→ Given exercise
From the listing below, pull out the lines that hold "Billions".

***** Exercise input

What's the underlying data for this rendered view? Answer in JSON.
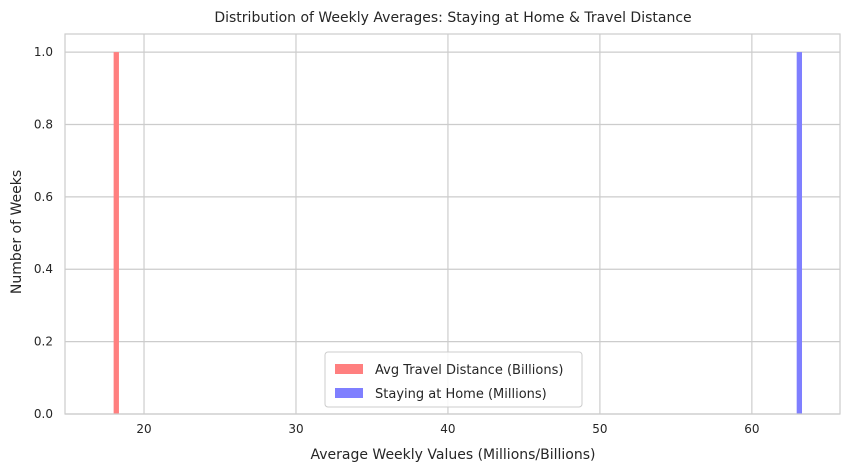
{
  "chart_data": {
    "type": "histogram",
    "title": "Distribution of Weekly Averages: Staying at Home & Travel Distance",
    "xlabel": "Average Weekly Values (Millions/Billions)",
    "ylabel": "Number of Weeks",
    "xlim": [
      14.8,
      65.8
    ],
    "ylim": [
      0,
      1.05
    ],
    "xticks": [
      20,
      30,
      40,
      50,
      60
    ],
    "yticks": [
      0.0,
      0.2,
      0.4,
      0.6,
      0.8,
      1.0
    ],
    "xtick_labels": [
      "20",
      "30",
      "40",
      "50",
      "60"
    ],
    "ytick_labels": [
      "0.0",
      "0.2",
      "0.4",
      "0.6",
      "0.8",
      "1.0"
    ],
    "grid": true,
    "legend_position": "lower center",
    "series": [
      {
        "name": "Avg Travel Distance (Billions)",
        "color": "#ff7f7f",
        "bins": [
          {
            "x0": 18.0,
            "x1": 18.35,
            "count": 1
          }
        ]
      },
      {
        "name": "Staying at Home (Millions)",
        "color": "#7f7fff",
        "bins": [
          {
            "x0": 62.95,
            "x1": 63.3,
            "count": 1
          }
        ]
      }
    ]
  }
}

**********
***** Exercise input

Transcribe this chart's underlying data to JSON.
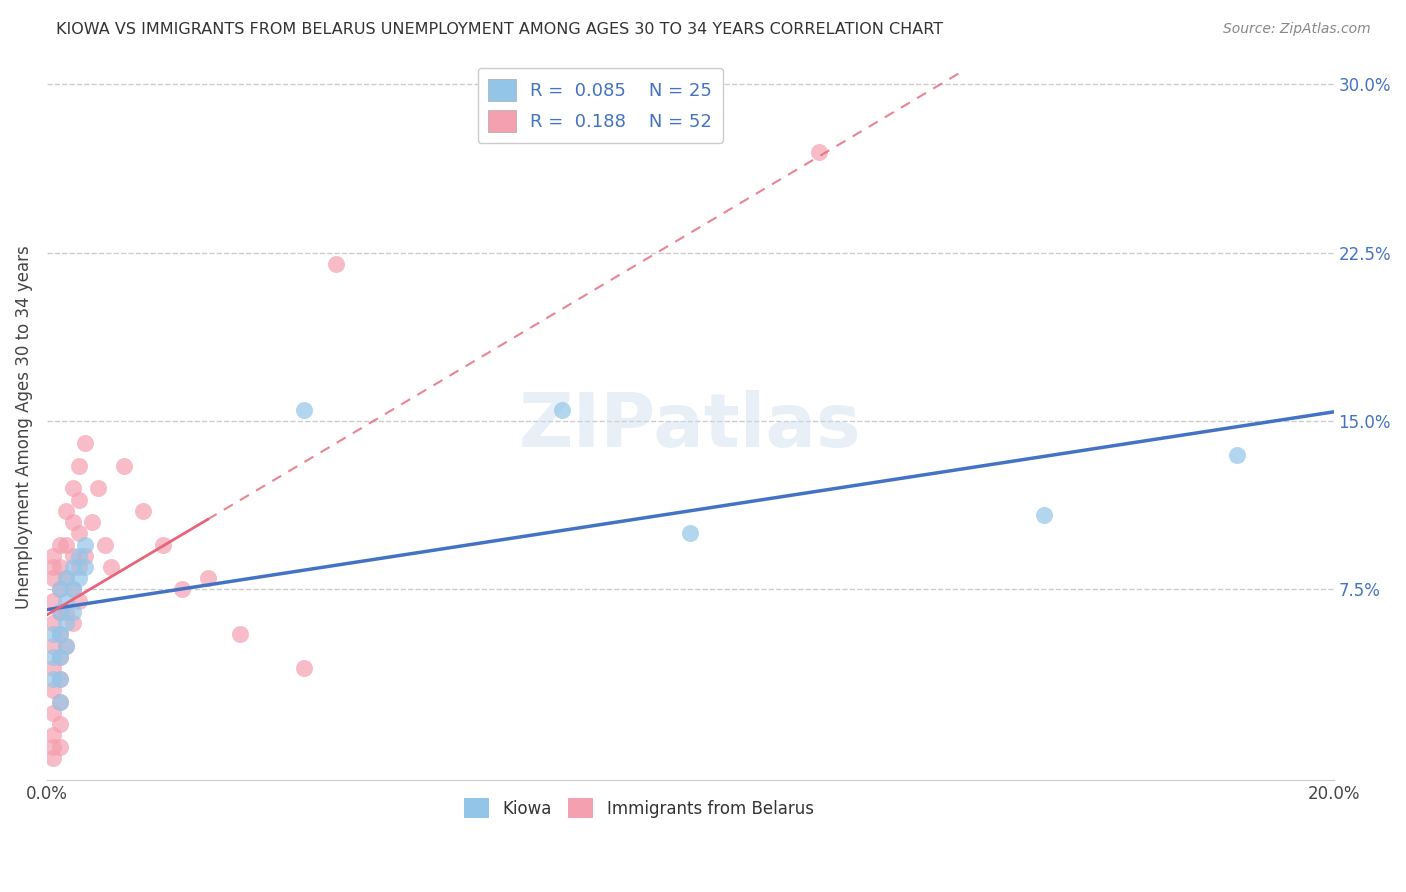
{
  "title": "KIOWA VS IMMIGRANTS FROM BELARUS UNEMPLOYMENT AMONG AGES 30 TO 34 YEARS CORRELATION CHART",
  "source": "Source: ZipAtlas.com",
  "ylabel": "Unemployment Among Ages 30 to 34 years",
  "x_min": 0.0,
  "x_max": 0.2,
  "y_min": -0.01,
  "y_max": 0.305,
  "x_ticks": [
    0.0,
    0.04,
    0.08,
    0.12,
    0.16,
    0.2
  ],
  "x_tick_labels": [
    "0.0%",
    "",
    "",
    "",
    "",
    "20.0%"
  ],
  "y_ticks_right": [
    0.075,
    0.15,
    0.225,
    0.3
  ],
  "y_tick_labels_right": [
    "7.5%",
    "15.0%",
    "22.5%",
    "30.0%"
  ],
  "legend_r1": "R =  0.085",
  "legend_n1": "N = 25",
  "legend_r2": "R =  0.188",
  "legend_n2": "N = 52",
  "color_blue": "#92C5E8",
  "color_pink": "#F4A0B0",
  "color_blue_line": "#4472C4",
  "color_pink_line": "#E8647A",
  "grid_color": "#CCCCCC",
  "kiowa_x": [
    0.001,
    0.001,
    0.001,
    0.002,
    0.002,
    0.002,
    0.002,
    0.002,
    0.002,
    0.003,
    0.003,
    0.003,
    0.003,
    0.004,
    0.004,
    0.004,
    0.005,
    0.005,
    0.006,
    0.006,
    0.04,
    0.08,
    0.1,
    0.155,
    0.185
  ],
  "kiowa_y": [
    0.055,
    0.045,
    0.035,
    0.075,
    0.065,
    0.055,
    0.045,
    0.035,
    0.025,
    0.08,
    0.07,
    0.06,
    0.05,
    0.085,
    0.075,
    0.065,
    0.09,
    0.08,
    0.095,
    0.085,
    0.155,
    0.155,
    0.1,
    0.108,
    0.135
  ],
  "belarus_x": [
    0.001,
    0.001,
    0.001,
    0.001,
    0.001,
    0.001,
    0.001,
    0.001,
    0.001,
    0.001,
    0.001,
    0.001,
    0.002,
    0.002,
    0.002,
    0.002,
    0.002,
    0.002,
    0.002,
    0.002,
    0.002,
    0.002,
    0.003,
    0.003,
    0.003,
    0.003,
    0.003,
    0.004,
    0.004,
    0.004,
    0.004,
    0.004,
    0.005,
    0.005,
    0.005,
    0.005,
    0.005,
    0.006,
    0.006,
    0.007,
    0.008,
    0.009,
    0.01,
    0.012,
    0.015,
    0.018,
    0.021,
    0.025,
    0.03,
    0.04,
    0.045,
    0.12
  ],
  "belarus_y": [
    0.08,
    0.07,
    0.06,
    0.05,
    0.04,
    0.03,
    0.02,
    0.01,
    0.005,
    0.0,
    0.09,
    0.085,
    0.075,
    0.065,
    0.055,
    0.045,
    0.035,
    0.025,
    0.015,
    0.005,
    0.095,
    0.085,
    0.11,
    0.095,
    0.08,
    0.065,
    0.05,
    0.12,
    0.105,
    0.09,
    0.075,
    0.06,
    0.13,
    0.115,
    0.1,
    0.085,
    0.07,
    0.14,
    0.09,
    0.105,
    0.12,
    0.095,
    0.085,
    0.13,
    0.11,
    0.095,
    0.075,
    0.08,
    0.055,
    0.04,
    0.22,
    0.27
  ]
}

**********
***** Exercise input

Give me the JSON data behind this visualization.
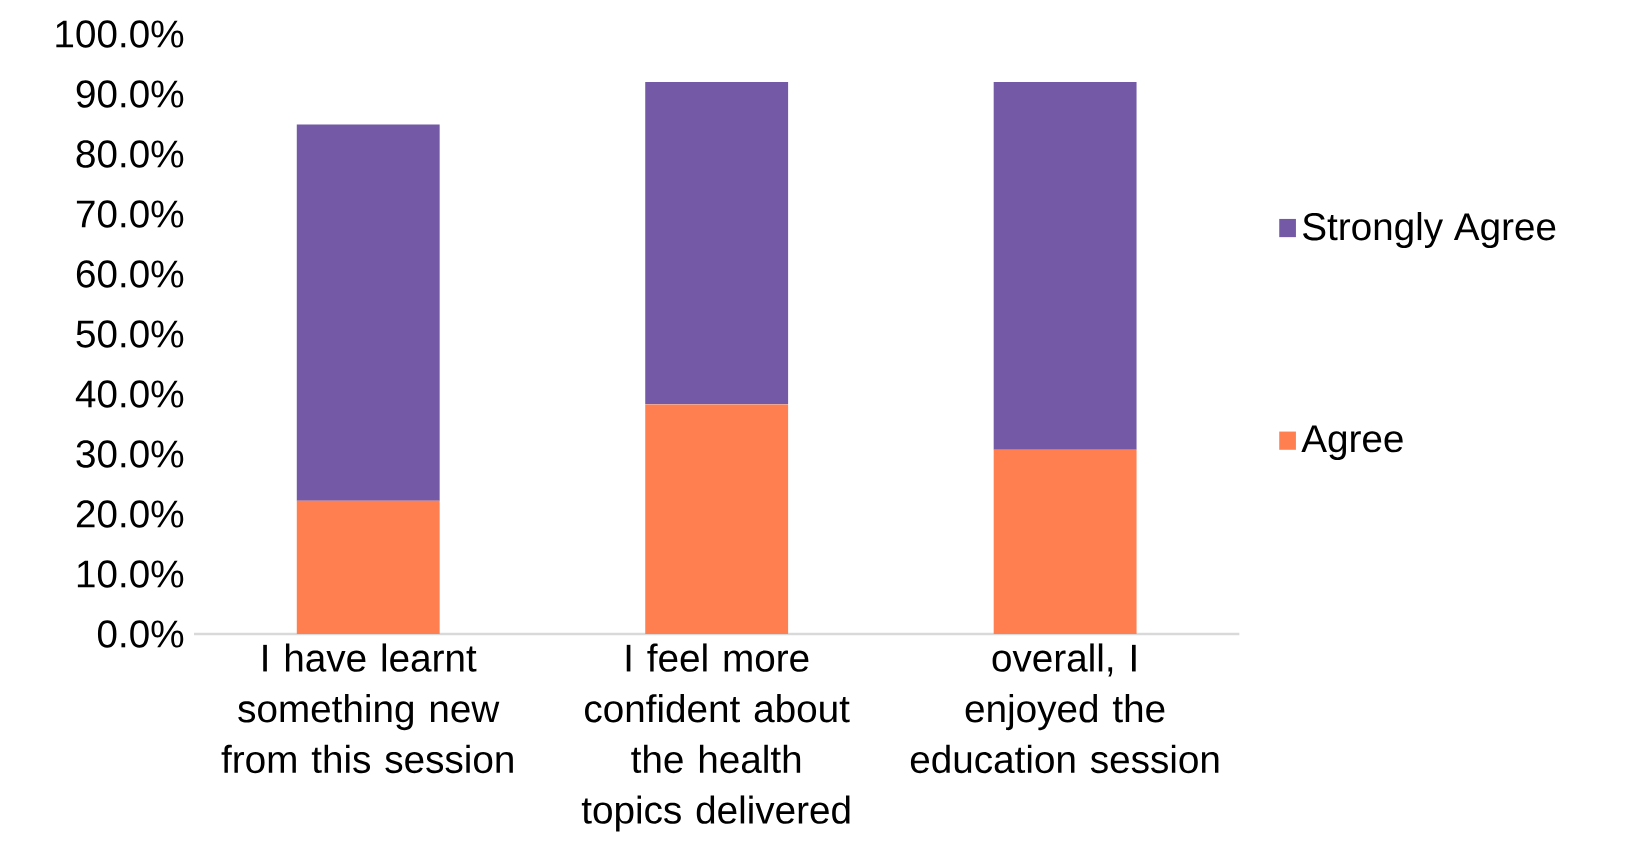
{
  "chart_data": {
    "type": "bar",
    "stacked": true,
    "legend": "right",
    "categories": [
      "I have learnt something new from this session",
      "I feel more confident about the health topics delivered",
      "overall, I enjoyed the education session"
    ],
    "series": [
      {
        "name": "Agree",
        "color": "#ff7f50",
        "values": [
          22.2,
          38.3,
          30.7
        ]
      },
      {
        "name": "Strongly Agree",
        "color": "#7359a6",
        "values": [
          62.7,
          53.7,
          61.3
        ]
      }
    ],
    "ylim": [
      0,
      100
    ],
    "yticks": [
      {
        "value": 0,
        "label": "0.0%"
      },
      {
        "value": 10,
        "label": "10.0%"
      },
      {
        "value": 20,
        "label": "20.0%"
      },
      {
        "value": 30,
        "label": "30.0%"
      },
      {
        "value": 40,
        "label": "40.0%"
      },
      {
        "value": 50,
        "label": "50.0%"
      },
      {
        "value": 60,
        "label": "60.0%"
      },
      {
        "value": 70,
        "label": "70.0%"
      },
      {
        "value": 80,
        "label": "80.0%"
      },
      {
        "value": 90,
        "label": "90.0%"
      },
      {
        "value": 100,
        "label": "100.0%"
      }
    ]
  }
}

**********

→ Worked solution
    "xlabel": "Average Weekly Values (Millions/Billions)",
        "name": "Avg Travel Distance (Billions)",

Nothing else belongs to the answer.